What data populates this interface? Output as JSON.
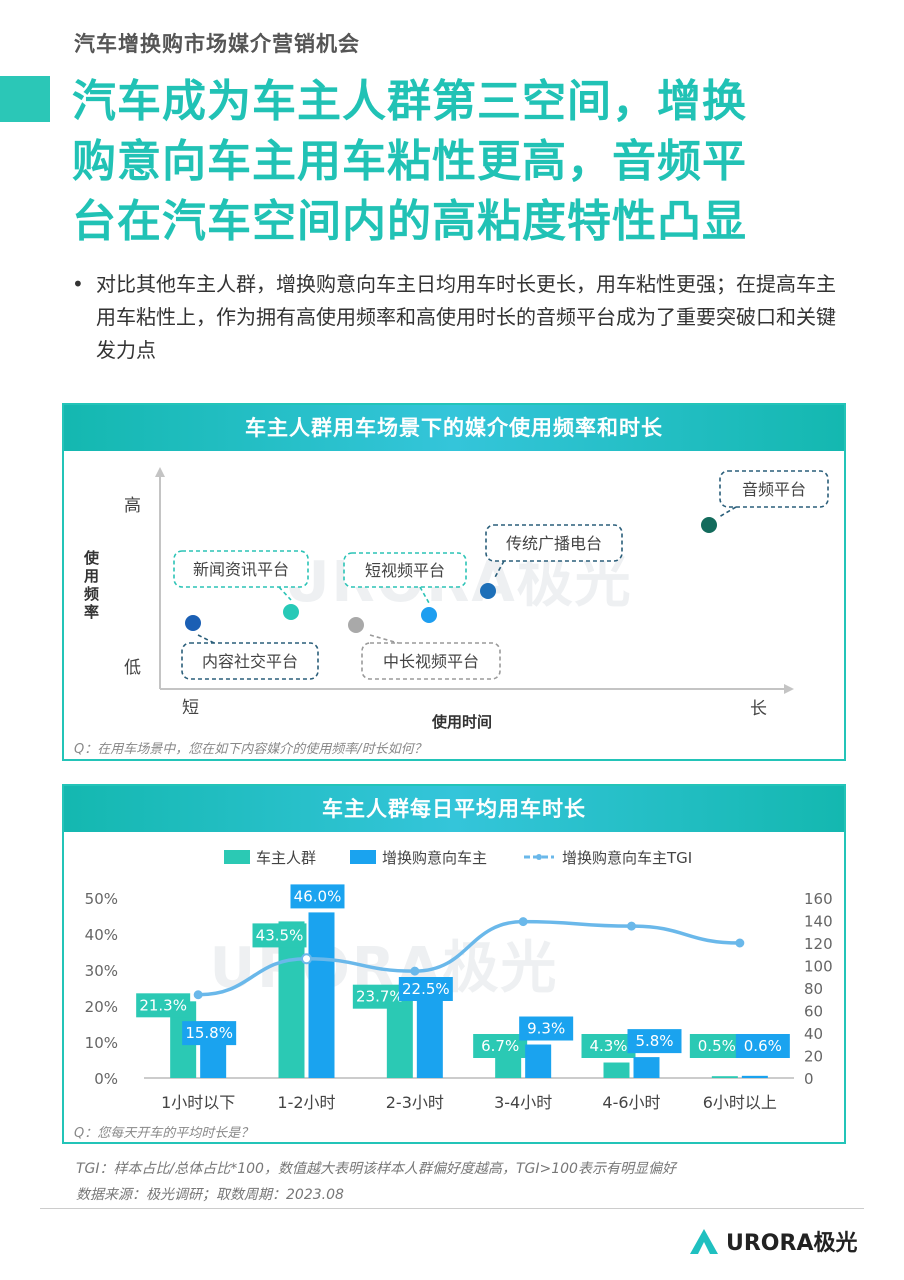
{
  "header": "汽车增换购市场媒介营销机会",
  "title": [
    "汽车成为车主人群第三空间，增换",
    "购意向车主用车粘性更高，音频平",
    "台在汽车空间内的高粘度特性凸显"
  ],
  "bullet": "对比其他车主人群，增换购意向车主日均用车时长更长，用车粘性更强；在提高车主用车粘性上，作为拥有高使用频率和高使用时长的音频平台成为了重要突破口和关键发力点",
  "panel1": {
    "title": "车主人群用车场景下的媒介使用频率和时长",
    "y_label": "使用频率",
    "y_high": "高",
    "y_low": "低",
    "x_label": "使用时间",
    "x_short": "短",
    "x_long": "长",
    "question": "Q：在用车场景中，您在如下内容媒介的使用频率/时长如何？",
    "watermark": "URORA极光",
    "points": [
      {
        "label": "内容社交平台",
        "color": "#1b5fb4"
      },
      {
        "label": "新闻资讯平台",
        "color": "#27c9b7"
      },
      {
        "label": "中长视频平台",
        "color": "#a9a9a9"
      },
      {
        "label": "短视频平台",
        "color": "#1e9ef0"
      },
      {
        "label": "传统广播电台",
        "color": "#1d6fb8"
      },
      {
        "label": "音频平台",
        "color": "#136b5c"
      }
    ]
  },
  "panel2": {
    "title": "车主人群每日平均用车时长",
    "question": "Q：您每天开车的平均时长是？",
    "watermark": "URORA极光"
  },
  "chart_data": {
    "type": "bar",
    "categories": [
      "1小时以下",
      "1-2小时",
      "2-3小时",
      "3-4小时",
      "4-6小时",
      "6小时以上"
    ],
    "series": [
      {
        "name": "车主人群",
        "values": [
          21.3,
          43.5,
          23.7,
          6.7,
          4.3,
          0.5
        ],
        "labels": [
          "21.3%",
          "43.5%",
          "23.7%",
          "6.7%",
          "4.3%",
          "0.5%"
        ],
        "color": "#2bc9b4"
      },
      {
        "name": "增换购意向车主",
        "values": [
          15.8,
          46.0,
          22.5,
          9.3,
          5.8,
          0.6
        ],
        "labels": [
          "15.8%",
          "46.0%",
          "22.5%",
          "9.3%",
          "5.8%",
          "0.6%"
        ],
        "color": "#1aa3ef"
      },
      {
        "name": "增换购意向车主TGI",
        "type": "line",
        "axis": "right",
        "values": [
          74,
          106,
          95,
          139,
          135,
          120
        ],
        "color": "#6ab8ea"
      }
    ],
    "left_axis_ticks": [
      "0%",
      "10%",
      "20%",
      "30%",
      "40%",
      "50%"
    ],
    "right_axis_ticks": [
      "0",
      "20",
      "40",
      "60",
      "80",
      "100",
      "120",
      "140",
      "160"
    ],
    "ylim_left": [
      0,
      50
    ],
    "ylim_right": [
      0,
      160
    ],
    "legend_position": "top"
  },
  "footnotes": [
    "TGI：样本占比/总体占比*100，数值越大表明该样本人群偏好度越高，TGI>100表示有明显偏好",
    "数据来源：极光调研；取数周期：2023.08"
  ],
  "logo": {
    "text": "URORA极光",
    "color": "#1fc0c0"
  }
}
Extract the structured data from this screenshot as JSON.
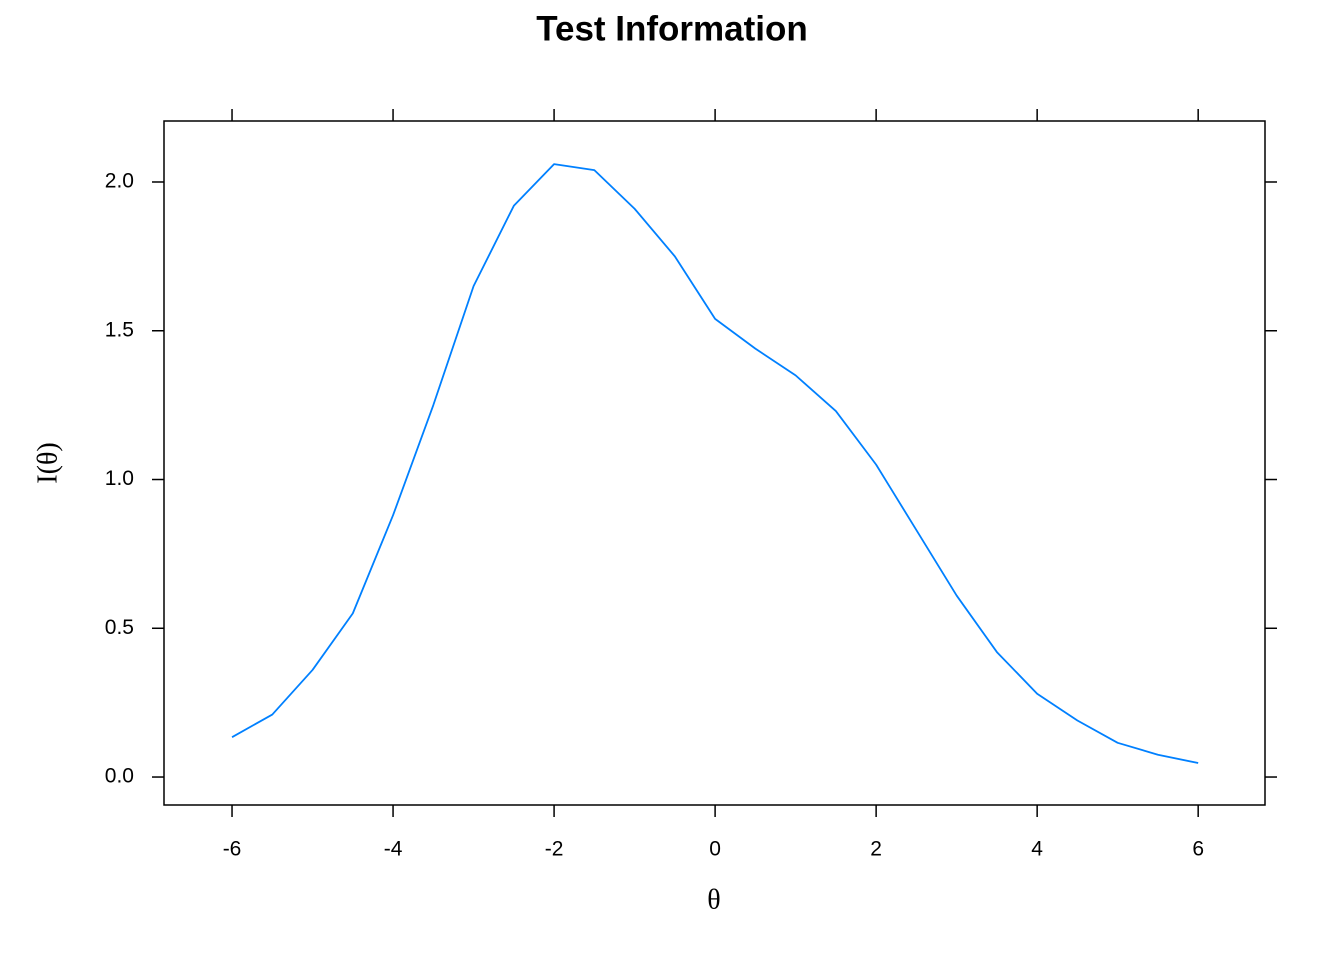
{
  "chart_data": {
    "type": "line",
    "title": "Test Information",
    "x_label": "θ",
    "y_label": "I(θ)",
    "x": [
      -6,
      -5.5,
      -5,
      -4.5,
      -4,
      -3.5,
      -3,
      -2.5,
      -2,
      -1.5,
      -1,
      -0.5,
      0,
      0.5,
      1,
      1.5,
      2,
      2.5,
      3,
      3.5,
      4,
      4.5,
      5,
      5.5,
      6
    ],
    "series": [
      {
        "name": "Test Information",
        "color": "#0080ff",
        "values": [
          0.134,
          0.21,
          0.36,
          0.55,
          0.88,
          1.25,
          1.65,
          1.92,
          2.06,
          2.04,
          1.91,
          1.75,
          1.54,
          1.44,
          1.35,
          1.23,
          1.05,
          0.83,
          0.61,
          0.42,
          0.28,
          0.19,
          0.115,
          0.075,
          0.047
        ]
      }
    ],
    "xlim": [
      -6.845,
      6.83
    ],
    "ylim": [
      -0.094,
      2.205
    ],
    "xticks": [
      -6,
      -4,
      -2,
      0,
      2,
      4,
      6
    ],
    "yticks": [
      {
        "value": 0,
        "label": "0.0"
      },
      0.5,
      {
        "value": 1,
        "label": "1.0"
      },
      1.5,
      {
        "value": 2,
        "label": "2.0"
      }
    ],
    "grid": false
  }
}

WHAT THE EXERCISE ASKS:
Go through the entries above and output them exactly, without pictures.

EXERCISE SOLUTION:
What data populates this interface? Output as JSON.
{
  "header": "汽车增换购市场媒介营销机会",
  "title": [
    "汽车成为车主人群第三空间，增换",
    "购意向车主用车粘性更高，音频平",
    "台在汽车空间内的高粘度特性凸显"
  ],
  "bullet": "对比其他车主人群，增换购意向车主日均用车时长更长，用车粘性更强；在提高车主用车粘性上，作为拥有高使用频率和高使用时长的音频平台成为了重要突破口和关键发力点",
  "panel1": {
    "title": "车主人群用车场景下的媒介使用频率和时长",
    "y_label": "使用频率",
    "y_high": "高",
    "y_low": "低",
    "x_label": "使用时间",
    "x_short": "短",
    "x_long": "长",
    "question": "Q：在用车场景中，您在如下内容媒介的使用频率/时长如何？",
    "watermark": "URORA极光",
    "points": [
      {
        "label": "内容社交平台",
        "color": "#1b5fb4"
      },
      {
        "label": "新闻资讯平台",
        "color": "#27c9b7"
      },
      {
        "label": "中长视频平台",
        "color": "#a9a9a9"
      },
      {
        "label": "短视频平台",
        "color": "#1e9ef0"
      },
      {
        "label": "传统广播电台",
        "color": "#1d6fb8"
      },
      {
        "label": "音频平台",
        "color": "#136b5c"
      }
    ]
  },
  "panel2": {
    "title": "车主人群每日平均用车时长",
    "question": "Q：您每天开车的平均时长是？",
    "watermark": "URORA极光"
  },
  "chart_data": {
    "type": "bar",
    "categories": [
      "1小时以下",
      "1-2小时",
      "2-3小时",
      "3-4小时",
      "4-6小时",
      "6小时以上"
    ],
    "series": [
      {
        "name": "车主人群",
        "values": [
          21.3,
          43.5,
          23.7,
          6.7,
          4.3,
          0.5
        ],
        "labels": [
          "21.3%",
          "43.5%",
          "23.7%",
          "6.7%",
          "4.3%",
          "0.5%"
        ],
        "color": "#2bc9b4"
      },
      {
        "name": "增换购意向车主",
        "values": [
          15.8,
          46.0,
          22.5,
          9.3,
          5.8,
          0.6
        ],
        "labels": [
          "15.8%",
          "46.0%",
          "22.5%",
          "9.3%",
          "5.8%",
          "0.6%"
        ],
        "color": "#1aa3ef"
      },
      {
        "name": "增换购意向车主TGI",
        "type": "line",
        "axis": "right",
        "values": [
          74,
          106,
          95,
          139,
          135,
          120
        ],
        "color": "#6ab8ea"
      }
    ],
    "left_axis_ticks": [
      "0%",
      "10%",
      "20%",
      "30%",
      "40%",
      "50%"
    ],
    "right_axis_ticks": [
      "0",
      "20",
      "40",
      "60",
      "80",
      "100",
      "120",
      "140",
      "160"
    ],
    "ylim_left": [
      0,
      50
    ],
    "ylim_right": [
      0,
      160
    ],
    "legend_position": "top"
  },
  "footnotes": [
    "TGI：样本占比/总体占比*100，数值越大表明该样本人群偏好度越高，TGI>100表示有明显偏好",
    "数据来源：极光调研；取数周期：2023.08"
  ],
  "logo": {
    "text": "URORA极光",
    "color": "#1fc0c0"
  }
}
Extract the structured data from this screenshot as JSON.
{
  "chart_data": {
    "type": "line",
    "title": "Test Information",
    "x_label": "θ",
    "y_label": "I(θ)",
    "x": [
      -6,
      -5.5,
      -5,
      -4.5,
      -4,
      -3.5,
      -3,
      -2.5,
      -2,
      -1.5,
      -1,
      -0.5,
      0,
      0.5,
      1,
      1.5,
      2,
      2.5,
      3,
      3.5,
      4,
      4.5,
      5,
      5.5,
      6
    ],
    "series": [
      {
        "name": "Test Information",
        "color": "#0080ff",
        "values": [
          0.134,
          0.21,
          0.36,
          0.55,
          0.88,
          1.25,
          1.65,
          1.92,
          2.06,
          2.04,
          1.91,
          1.75,
          1.54,
          1.44,
          1.35,
          1.23,
          1.05,
          0.83,
          0.61,
          0.42,
          0.28,
          0.19,
          0.115,
          0.075,
          0.047
        ]
      }
    ],
    "xlim": [
      -6.845,
      6.83
    ],
    "ylim": [
      -0.094,
      2.205
    ],
    "xticks": [
      -6,
      -4,
      -2,
      0,
      2,
      4,
      6
    ],
    "yticks": [
      {
        "value": 0,
        "label": "0.0"
      },
      0.5,
      {
        "value": 1,
        "label": "1.0"
      },
      1.5,
      {
        "value": 2,
        "label": "2.0"
      }
    ],
    "grid": false
  }
}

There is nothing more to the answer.